[Data entries]
====

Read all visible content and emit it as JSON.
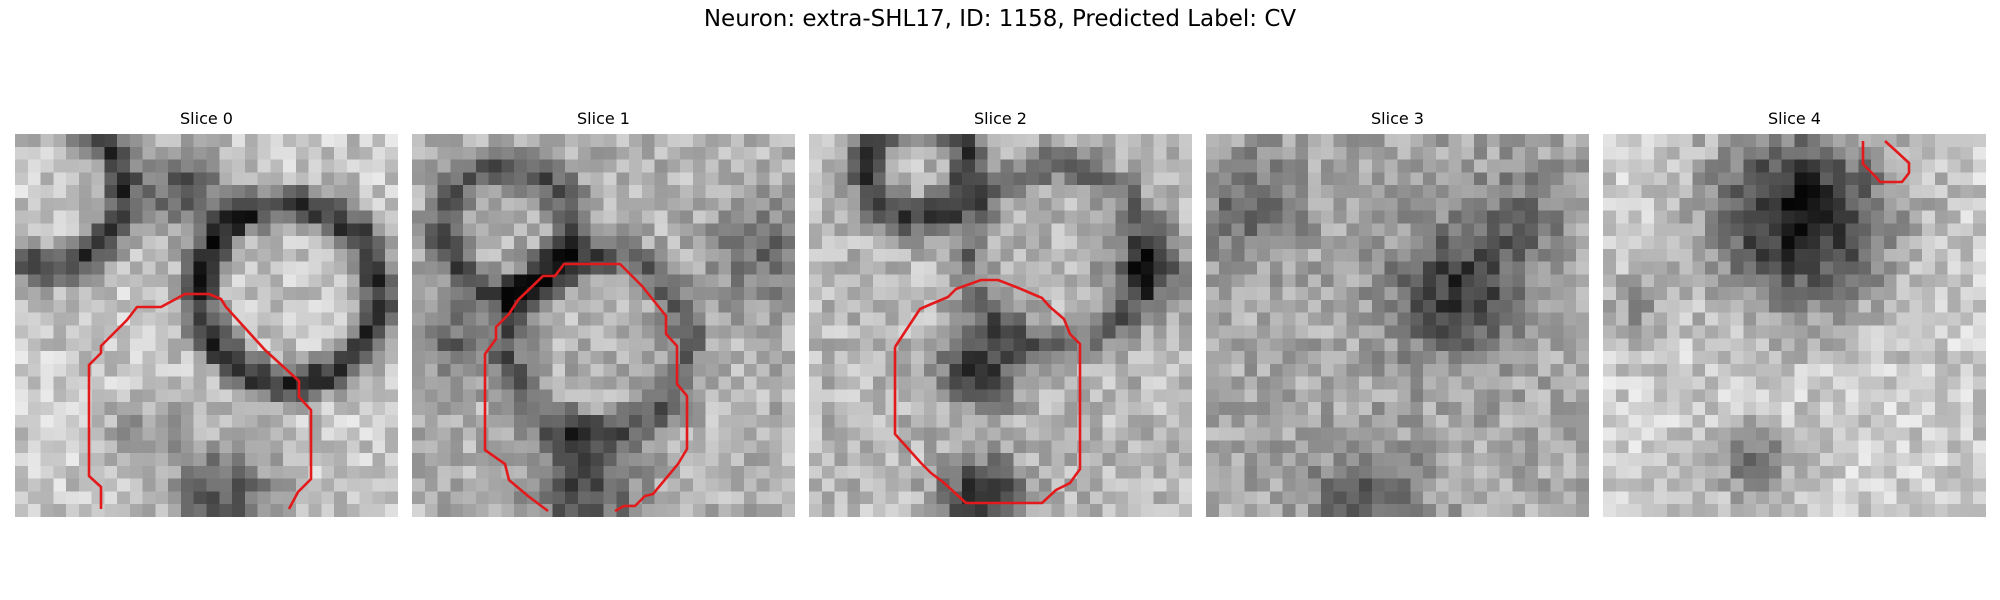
{
  "figure": {
    "title": "Neuron: extra-SHL17, ID: 1158, Predicted Label: CV"
  },
  "contour_color": "#e31a1c",
  "panels": [
    {
      "title": "Slice 0",
      "image": "grayscale-em-slice"
    },
    {
      "title": "Slice 1",
      "image": "grayscale-em-slice"
    },
    {
      "title": "Slice 2",
      "image": "grayscale-em-slice"
    },
    {
      "title": "Slice 3",
      "image": "grayscale-em-slice"
    },
    {
      "title": "Slice 4",
      "image": "grayscale-em-slice"
    }
  ]
}
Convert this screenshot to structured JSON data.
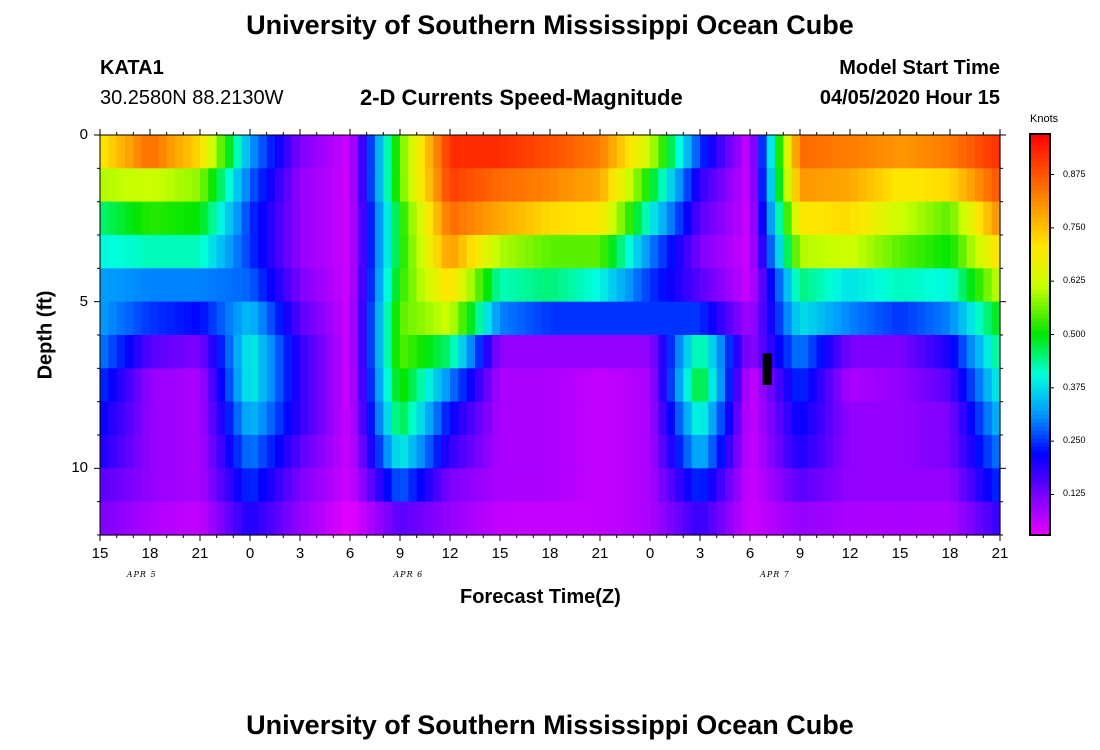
{
  "header": {
    "title": "University of Southern Mississippi Ocean Cube",
    "footer_title": "University of Southern Mississippi Ocean Cube",
    "station_id": "KATA1",
    "station_coords": "30.2580N 88.2130W",
    "plot_title": "2-D Currents Speed-Magnitude",
    "model_label": "Model Start Time",
    "model_time": "04/05/2020 Hour 15"
  },
  "chart_data": {
    "type": "heatmap",
    "title": "2-D Currents Speed-Magnitude",
    "xlabel": "Forecast Time(Z)",
    "ylabel": "Depth (ft)",
    "x_tick_labels": [
      "15",
      "18",
      "21",
      "0",
      "3",
      "6",
      "9",
      "12",
      "15",
      "18",
      "21",
      "0",
      "3",
      "6",
      "9",
      "12",
      "15",
      "18",
      "21"
    ],
    "date_labels": [
      "APR 5",
      "APR 6",
      "APR 7"
    ],
    "y_tick_labels": [
      "0",
      "5",
      "10"
    ],
    "ylim": [
      0,
      12
    ],
    "xlim_hours": [
      0,
      54
    ],
    "colorbar": {
      "title": "Knots",
      "labels": [
        "0.125",
        "0.250",
        "0.375",
        "0.500",
        "0.625",
        "0.750",
        "0.875"
      ],
      "range": [
        0.03,
        0.97
      ]
    },
    "depth_ft": [
      0,
      1,
      2,
      3,
      4,
      5,
      6,
      7,
      8,
      9,
      10,
      11
    ],
    "series": [
      {
        "name": "0 ft",
        "values": [
          0.7,
          0.85,
          0.72,
          0.32,
          0.12,
          0.05,
          0.55,
          0.92,
          0.92,
          0.88,
          0.83,
          0.62,
          0.25,
          0.05,
          0.85,
          0.83,
          0.8,
          0.83,
          0.92
        ]
      },
      {
        "name": "1 ft",
        "values": [
          0.6,
          0.62,
          0.58,
          0.28,
          0.1,
          0.05,
          0.55,
          0.9,
          0.85,
          0.82,
          0.78,
          0.5,
          0.18,
          0.05,
          0.8,
          0.78,
          0.7,
          0.72,
          0.88
        ]
      },
      {
        "name": "2 ft",
        "values": [
          0.45,
          0.52,
          0.5,
          0.25,
          0.1,
          0.05,
          0.5,
          0.85,
          0.78,
          0.72,
          0.7,
          0.4,
          0.15,
          0.05,
          0.7,
          0.72,
          0.62,
          0.55,
          0.82
        ]
      },
      {
        "name": "3 ft",
        "values": [
          0.4,
          0.42,
          0.42,
          0.25,
          0.1,
          0.05,
          0.5,
          0.8,
          0.6,
          0.55,
          0.55,
          0.3,
          0.12,
          0.05,
          0.6,
          0.62,
          0.55,
          0.5,
          0.72
        ]
      },
      {
        "name": "4 ft",
        "values": [
          0.32,
          0.3,
          0.3,
          0.28,
          0.12,
          0.05,
          0.52,
          0.72,
          0.42,
          0.45,
          0.4,
          0.25,
          0.15,
          0.05,
          0.45,
          0.38,
          0.42,
          0.4,
          0.62
        ]
      },
      {
        "name": "5 ft",
        "values": [
          0.32,
          0.25,
          0.22,
          0.35,
          0.15,
          0.05,
          0.55,
          0.62,
          0.3,
          0.25,
          0.25,
          0.25,
          0.25,
          0.08,
          0.38,
          0.3,
          0.25,
          0.3,
          0.5
        ]
      },
      {
        "name": "6 ft",
        "values": [
          0.3,
          0.15,
          0.12,
          0.4,
          0.18,
          0.05,
          0.55,
          0.45,
          0.1,
          0.1,
          0.1,
          0.1,
          0.45,
          0.1,
          0.3,
          0.12,
          0.12,
          0.2,
          0.45
        ]
      },
      {
        "name": "7 ft",
        "values": [
          0.25,
          0.1,
          0.08,
          0.4,
          0.18,
          0.05,
          0.52,
          0.3,
          0.08,
          0.08,
          0.06,
          0.08,
          0.5,
          0.05,
          0.25,
          0.08,
          0.1,
          0.15,
          0.4
        ]
      },
      {
        "name": "8 ft",
        "values": [
          0.22,
          0.1,
          0.08,
          0.35,
          0.18,
          0.05,
          0.48,
          0.22,
          0.08,
          0.08,
          0.06,
          0.08,
          0.42,
          0.05,
          0.22,
          0.1,
          0.1,
          0.12,
          0.35
        ]
      },
      {
        "name": "9 ft",
        "values": [
          0.2,
          0.1,
          0.08,
          0.3,
          0.15,
          0.05,
          0.4,
          0.18,
          0.08,
          0.08,
          0.06,
          0.08,
          0.35,
          0.05,
          0.2,
          0.1,
          0.1,
          0.12,
          0.3
        ]
      },
      {
        "name": "10 ft",
        "values": [
          0.15,
          0.1,
          0.08,
          0.25,
          0.12,
          0.05,
          0.28,
          0.12,
          0.08,
          0.08,
          0.06,
          0.08,
          0.25,
          0.05,
          0.15,
          0.1,
          0.1,
          0.1,
          0.25
        ]
      },
      {
        "name": "11 ft",
        "values": [
          0.12,
          0.08,
          0.06,
          0.2,
          0.1,
          0.03,
          0.15,
          0.1,
          0.06,
          0.06,
          0.06,
          0.08,
          0.18,
          0.05,
          0.1,
          0.08,
          0.08,
          0.08,
          0.18
        ]
      }
    ],
    "gap_cell": {
      "time_hours": 40,
      "depth_ft": 7,
      "label": "no data"
    }
  }
}
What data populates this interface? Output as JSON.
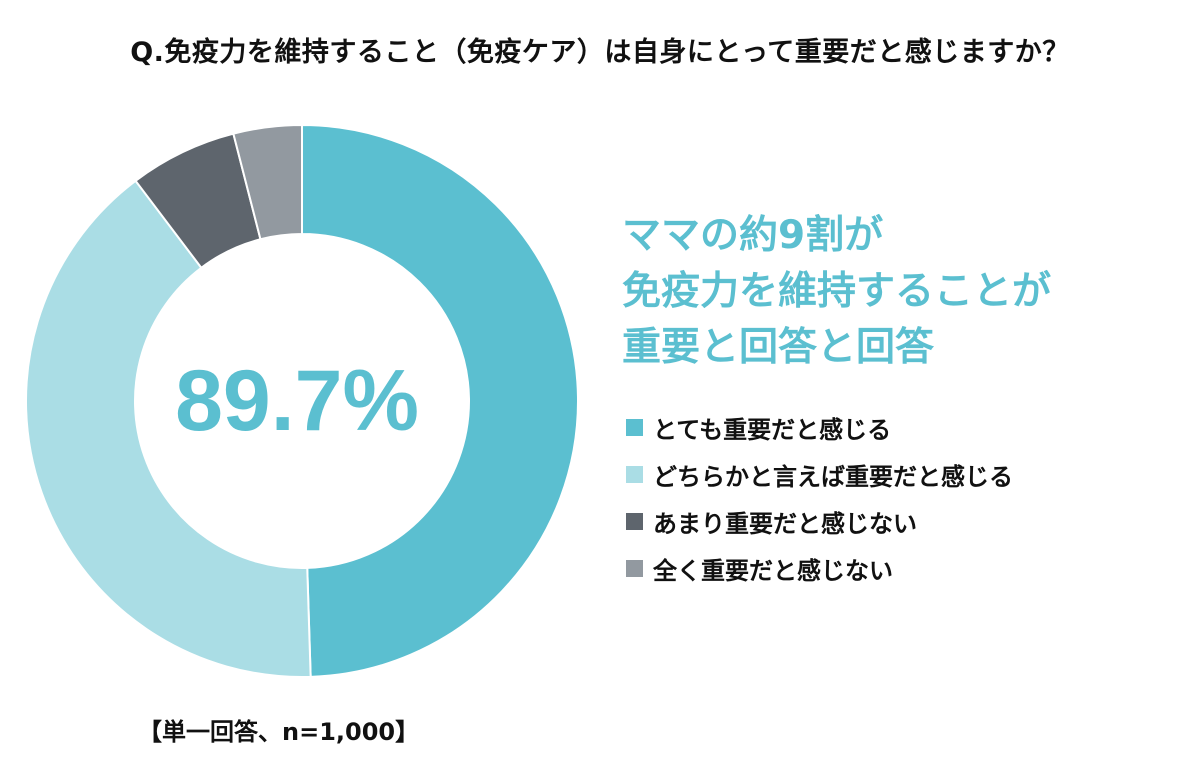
{
  "question": "Q.免疫力を維持すること（免疫ケア）は自身にとって重要だと感じますか？",
  "headline": [
    "ママの約9割が",
    "免疫力を維持することが",
    "重要と回答と回答"
  ],
  "footnote": "【単一回答、n=1,000】",
  "chart_data": {
    "type": "pie",
    "style": "donut",
    "title": "Q.免疫力を維持すること（免疫ケア）は自身にとって重要だと感じますか？",
    "center_label": "89.7%",
    "categories": [
      "とても重要だと感じる",
      "どちらかと言えば重要だと感じる",
      "あまり重要だと感じない",
      "全く重要だと感じない"
    ],
    "values": [
      49.5,
      40.2,
      6.3,
      4.0
    ],
    "colors": [
      "#5bbfd0",
      "#aadde5",
      "#5e656d",
      "#9299a0"
    ],
    "legend_position": "right"
  }
}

====

Exercise objective
Where a line holds "Southern", copy that line.

Written response
    "title": "University of Southern Mississippi Ocean Cube",
    "footer_title": "University of Southern Mississippi Ocean Cube",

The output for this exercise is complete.